(begin)

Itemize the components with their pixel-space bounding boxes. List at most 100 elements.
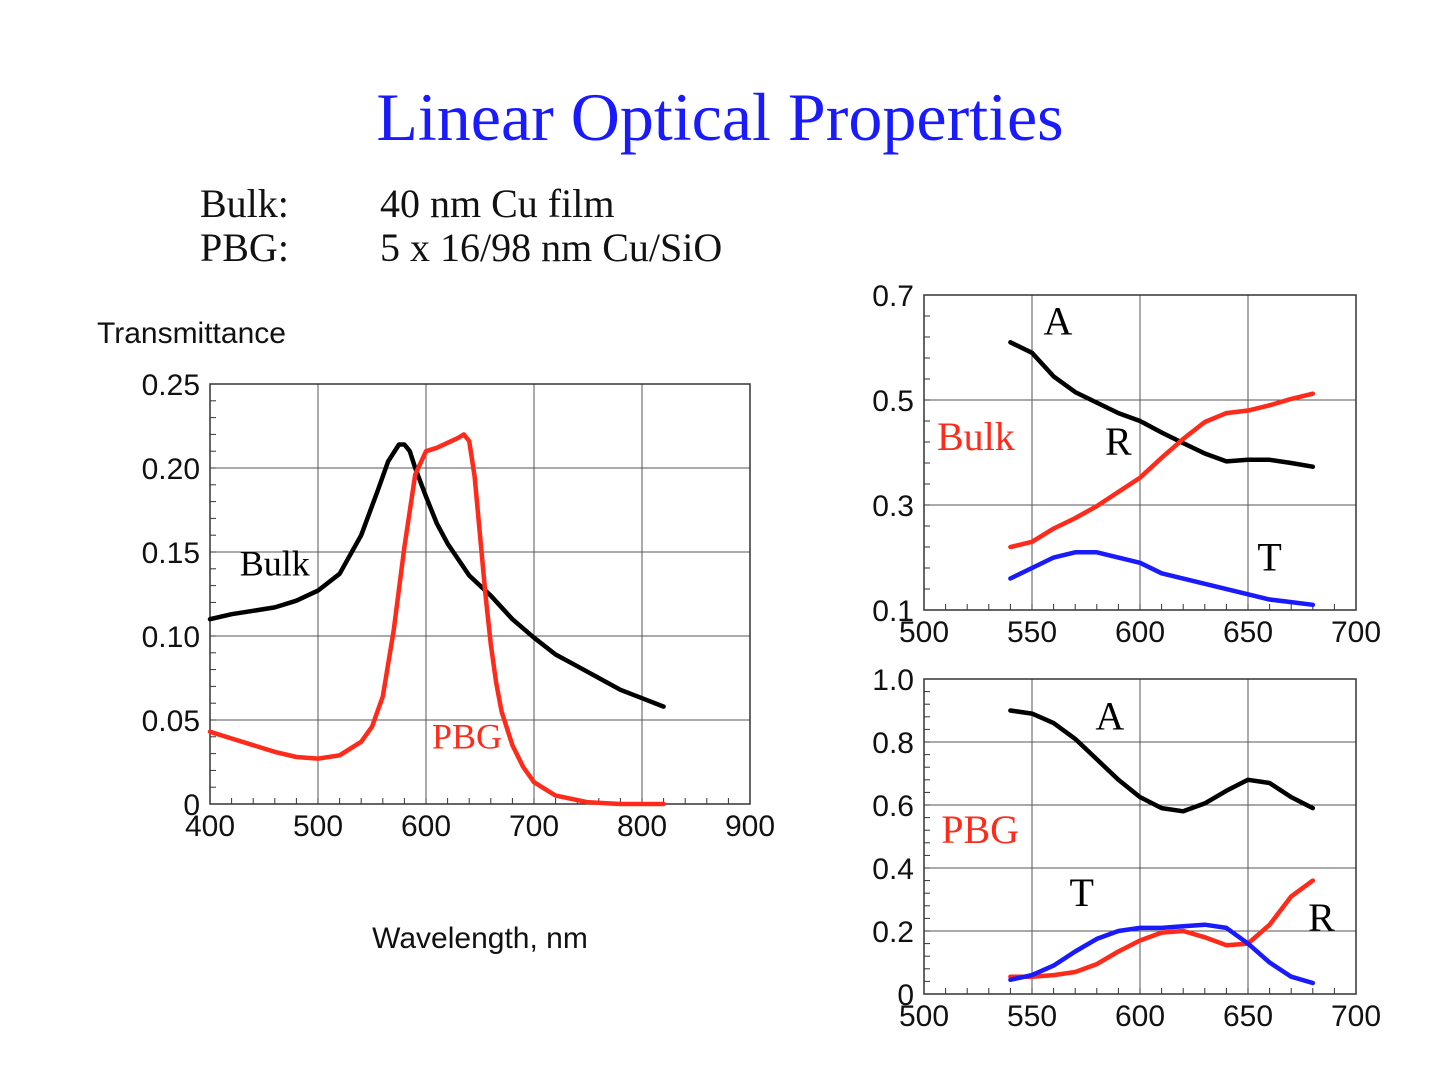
annotation-label-t: T bbox=[1257, 535, 1281, 580]
data-point-a bbox=[1052, 721, 1056, 725]
data-point-t bbox=[1008, 978, 1012, 982]
data-point-pbg bbox=[413, 473, 417, 477]
data-point-a bbox=[1073, 390, 1077, 394]
data-point-a bbox=[1138, 419, 1142, 423]
y-tick-label: 0.5 bbox=[872, 385, 914, 418]
data-point-t bbox=[1095, 550, 1099, 554]
data-point-pbg bbox=[478, 533, 482, 537]
chart-pbg-rat: 500 550 600 650 700 0 0.2 0.4 0.6 0.8 1.0 A PBG T R bbox=[872, 664, 1381, 1033]
data-point-a bbox=[1008, 709, 1012, 712]
data-point-r bbox=[1311, 879, 1315, 883]
data-point-pbg bbox=[316, 757, 320, 761]
data-point-a bbox=[1268, 781, 1272, 785]
data-point-pbg bbox=[494, 681, 498, 685]
data-point-t bbox=[1311, 603, 1315, 607]
data-point-r bbox=[1181, 437, 1185, 441]
description-label-bulk: Bulk: bbox=[200, 181, 289, 226]
data-point-pbg bbox=[640, 802, 644, 806]
data-point-bulk bbox=[489, 594, 493, 598]
y-tick-label: 0.20 bbox=[142, 453, 200, 486]
data-point-r bbox=[1095, 962, 1099, 966]
data-point-bulk bbox=[510, 617, 514, 621]
data-point-t bbox=[1289, 600, 1293, 604]
data-point-a bbox=[1181, 809, 1185, 813]
data-point-bulk bbox=[408, 449, 412, 453]
y-tick-label: 0.8 bbox=[872, 727, 914, 760]
x-tick-label: 700 bbox=[1331, 1000, 1381, 1033]
data-point-t bbox=[1073, 950, 1077, 953]
data-point-pbg bbox=[435, 446, 439, 450]
data-point-t bbox=[1160, 926, 1164, 930]
data-point-t bbox=[1138, 926, 1142, 930]
x-tick-label: 550 bbox=[1007, 1000, 1057, 1033]
x-tick-label: 600 bbox=[1115, 1000, 1165, 1033]
annotation-label-pbg: PBG bbox=[941, 807, 1019, 852]
annotation-label-bulk: Bulk bbox=[937, 414, 1015, 459]
data-point-a bbox=[1095, 757, 1099, 761]
x-tick-label: 650 bbox=[1223, 1000, 1273, 1033]
data-point-a bbox=[1030, 351, 1034, 355]
data-point-a bbox=[1052, 374, 1056, 378]
data-point-a bbox=[1030, 712, 1034, 716]
x-tick-label: 700 bbox=[1331, 616, 1381, 649]
chart-bulk-rat: 500 550 600 650 700 0.1 0.3 0.5 0.7 A R T Bulk bbox=[872, 280, 1381, 649]
data-point-t bbox=[1181, 577, 1185, 580]
data-point-pbg bbox=[402, 545, 406, 549]
data-point-t bbox=[1030, 973, 1034, 977]
page-title: Linear Optical Properties bbox=[376, 79, 1064, 155]
x-tick-label: 600 bbox=[401, 810, 451, 843]
data-point-r bbox=[1160, 931, 1164, 935]
y-tick-label: 0.1 bbox=[872, 595, 914, 628]
data-point-r bbox=[1181, 929, 1185, 933]
x-tick-label: 700 bbox=[509, 810, 559, 843]
data-point-a bbox=[1224, 459, 1228, 463]
data-point-bulk bbox=[446, 542, 450, 546]
y-tick-label: 0 bbox=[183, 789, 200, 822]
data-point-bulk bbox=[402, 443, 406, 446]
x-tick-label: 400 bbox=[185, 810, 235, 843]
y-axis-label: Transmittance bbox=[97, 317, 286, 350]
x-tick-label: 500 bbox=[899, 1000, 949, 1033]
annotation-label-t: T bbox=[1069, 870, 1093, 915]
data-point-bulk bbox=[386, 459, 390, 463]
data-point-a bbox=[1203, 452, 1207, 455]
data-point-r bbox=[1116, 490, 1120, 494]
data-point-t bbox=[1116, 556, 1120, 559]
data-point-r bbox=[1311, 392, 1315, 396]
data-point-pbg bbox=[500, 710, 504, 714]
data-point-a bbox=[1289, 795, 1293, 799]
data-point-a bbox=[1246, 778, 1250, 782]
data-point-a bbox=[1246, 458, 1250, 462]
data-point-t bbox=[1311, 981, 1315, 985]
data-point-r bbox=[1030, 540, 1034, 544]
data-point-pbg bbox=[462, 432, 466, 436]
data-point-a bbox=[1289, 461, 1293, 465]
data-point-bulk bbox=[208, 617, 212, 621]
data-point-pbg bbox=[338, 753, 342, 757]
data-point-pbg bbox=[554, 794, 558, 798]
data-point-t bbox=[1246, 592, 1250, 596]
data-point-t bbox=[1138, 561, 1142, 565]
data-point-r bbox=[1268, 923, 1272, 927]
x-tick-label: 900 bbox=[725, 810, 775, 843]
y-tick-label: 0 bbox=[897, 979, 914, 1012]
x-axis-label: Wavelength, nm bbox=[372, 922, 588, 955]
x-tick-label: 550 bbox=[1007, 616, 1057, 649]
description-label-pbg: PBG: bbox=[200, 225, 289, 270]
y-tick-label: 0.7 bbox=[872, 280, 914, 313]
data-point-bulk bbox=[575, 664, 579, 668]
data-point-pbg bbox=[273, 750, 277, 754]
annotation-label-pbg: PBG bbox=[432, 717, 502, 757]
data-point-bulk bbox=[359, 533, 363, 537]
data-point-a bbox=[1160, 431, 1164, 434]
data-point-pbg bbox=[359, 740, 363, 744]
plot-frame bbox=[209, 383, 751, 805]
data-point-t bbox=[1052, 556, 1056, 559]
plot-frame bbox=[923, 294, 1357, 611]
data-point-bulk bbox=[294, 599, 298, 603]
data-point-r bbox=[1203, 935, 1207, 939]
data-point-r bbox=[1138, 476, 1142, 480]
data-point-r bbox=[1289, 894, 1293, 898]
data-point-a bbox=[1138, 795, 1142, 799]
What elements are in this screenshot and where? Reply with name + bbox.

(end)

Express every line of the records above as a JSON list of strings, one string per line, with blank lines left out. Leave the pictures out of the list.

[
  "Itemize the components with their pixel-space bounding boxes. List at most 100 elements.",
  "annotation-label-t: T bbox=[1257, 535, 1281, 580]",
  "data-point-a bbox=[1052, 721, 1056, 725]",
  "data-point-t bbox=[1008, 978, 1012, 982]",
  "data-point-pbg bbox=[413, 473, 417, 477]",
  "data-point-a bbox=[1073, 390, 1077, 394]",
  "data-point-a bbox=[1138, 419, 1142, 423]",
  "y-tick-label: 0.5 bbox=[872, 385, 914, 418]",
  "data-point-t bbox=[1095, 550, 1099, 554]",
  "data-point-pbg bbox=[478, 533, 482, 537]",
  "chart-pbg-rat: 500 550 600 650 700 0 0.2 0.4 0.6 0.8 1.0 A PBG T R bbox=[872, 664, 1381, 1033]",
  "data-point-a bbox=[1008, 709, 1012, 712]",
  "data-point-r bbox=[1311, 879, 1315, 883]",
  "data-point-pbg bbox=[316, 757, 320, 761]",
  "data-point-a bbox=[1268, 781, 1272, 785]",
  "data-point-pbg bbox=[494, 681, 498, 685]",
  "data-point-t bbox=[1311, 603, 1315, 607]",
  "data-point-r bbox=[1181, 437, 1185, 441]",
  "description-label-bulk: Bulk: bbox=[200, 181, 289, 226]",
  "data-point-pbg bbox=[640, 802, 644, 806]",
  "data-point-bulk bbox=[489, 594, 493, 598]",
  "y-tick-label: 0.20 bbox=[142, 453, 200, 486]",
  "data-point-r bbox=[1095, 962, 1099, 966]",
  "data-point-bulk bbox=[510, 617, 514, 621]",
  "data-point-t bbox=[1289, 600, 1293, 604]",
  "data-point-a bbox=[1181, 809, 1185, 813]",
  "data-point-bulk bbox=[408, 449, 412, 453]",
  "y-tick-label: 0.8 bbox=[872, 727, 914, 760]",
  "x-tick-label: 700 bbox=[1331, 1000, 1381, 1033]",
  "data-point-t bbox=[1073, 950, 1077, 953]",
  "data-point-pbg bbox=[435, 446, 439, 450]",
  "data-point-t bbox=[1160, 926, 1164, 930]",
  "data-point-t bbox=[1138, 926, 1142, 930]",
  "x-tick-label: 550 bbox=[1007, 1000, 1057, 1033]",
  "x-tick-label: 600 bbox=[1115, 1000, 1165, 1033]",
  "annotation-label-pbg: PBG bbox=[941, 807, 1019, 852]",
  "annotation-label-bulk: Bulk bbox=[937, 414, 1015, 459]",
  "data-point-a bbox=[1095, 757, 1099, 761]",
  "x-tick-label: 650 bbox=[1223, 1000, 1273, 1033]",
  "data-point-a bbox=[1030, 351, 1034, 355]",
  "data-point-a bbox=[1052, 374, 1056, 378]",
  "data-point-a bbox=[1030, 712, 1034, 716]",
  "x-tick-label: 700 bbox=[1331, 616, 1381, 649]",
  "chart-bulk-rat: 500 550 600 650 700 0.1 0.3 0.5 0.7 A R T Bulk bbox=[872, 280, 1381, 649]",
  "data-point-t bbox=[1181, 577, 1185, 580]",
  "data-point-pbg bbox=[402, 545, 406, 549]",
  "data-point-t bbox=[1030, 973, 1034, 977]",
  "page-title: Linear Optical Properties bbox=[376, 79, 1064, 155]",
  "x-tick-label: 600 bbox=[401, 810, 451, 843]",
  "data-point-r bbox=[1160, 931, 1164, 935]",
  "y-tick-label: 0.1 bbox=[872, 595, 914, 628]",
  "data-point-r bbox=[1181, 929, 1185, 933]",
  "x-tick-label: 700 bbox=[509, 810, 559, 843]",
  "data-point-a bbox=[1224, 459, 1228, 463]",
  "data-point-bulk bbox=[446, 542, 450, 546]",
  "y-tick-label: 0 bbox=[183, 789, 200, 822]",
  "data-point-bulk bbox=[402, 443, 406, 446]",
  "x-tick-label: 400 bbox=[185, 810, 235, 843]",
  "y-axis-label: Transmittance bbox=[97, 317, 286, 350]",
  "x-tick-label: 500 bbox=[899, 1000, 949, 1033]",
  "annotation-label-t: T bbox=[1069, 870, 1093, 915]",
  "data-point-bulk bbox=[386, 459, 390, 463]",
  "data-point-a bbox=[1203, 452, 1207, 455]",
  "data-point-r bbox=[1116, 490, 1120, 494]",
  "data-point-t bbox=[1116, 556, 1120, 559]",
  "data-point-r bbox=[1311, 392, 1315, 396]",
  "data-point-pbg bbox=[500, 710, 504, 714]",
  "data-point-a bbox=[1289, 795, 1293, 799]",
  "data-point-a bbox=[1246, 778, 1250, 782]",
  "data-point-a bbox=[1246, 458, 1250, 462]",
  "data-point-t bbox=[1311, 981, 1315, 985]",
  "data-point-r bbox=[1030, 540, 1034, 544]",
  "data-point-pbg bbox=[462, 432, 466, 436]",
  "data-point-a bbox=[1289, 461, 1293, 465]",
  "data-point-bulk bbox=[208, 617, 212, 621]",
  "data-point-pbg bbox=[338, 753, 342, 757]",
  "data-point-pbg bbox=[554, 794, 558, 798]",
  "data-point-t bbox=[1246, 592, 1250, 596]",
  "data-point-t bbox=[1138, 561, 1142, 565]",
  "data-point-r bbox=[1268, 923, 1272, 927]",
  "x-tick-label: 900 bbox=[725, 810, 775, 843]",
  "y-tick-label: 0 bbox=[897, 979, 914, 1012]",
  "x-axis-label: Wavelength, nm bbox=[372, 922, 588, 955]",
  "x-tick-label: 550 bbox=[1007, 616, 1057, 649]",
  "description-label-pbg: PBG: bbox=[200, 225, 289, 270]",
  "y-tick-label: 0.7 bbox=[872, 280, 914, 313]",
  "data-point-bulk bbox=[575, 664, 579, 668]",
  "data-point-pbg bbox=[273, 750, 277, 754]",
  "annotation-label-pbg: PBG bbox=[432, 717, 502, 757]",
  "data-point-bulk bbox=[359, 533, 363, 537]",
  "data-point-a bbox=[1160, 431, 1164, 434]",
  "data-point-pbg bbox=[359, 740, 363, 744]",
  "plot-frame bbox=[209, 383, 751, 805]",
  "data-point-t bbox=[1052, 556, 1056, 559]",
  "plot-frame bbox=[923, 294, 1357, 611]",
  "data-point-bulk bbox=[294, 599, 298, 603]",
  "data-point-r bbox=[1203, 935, 1207, 939]",
  "data-point-r bbox=[1138, 476, 1142, 480]",
  "data-point-r bbox=[1289, 894, 1293, 898]",
  "data-point-a bbox=[1138, 795, 1142, 799]",
  "What elements are in this screenshot and where? Reply with name + bbox."
]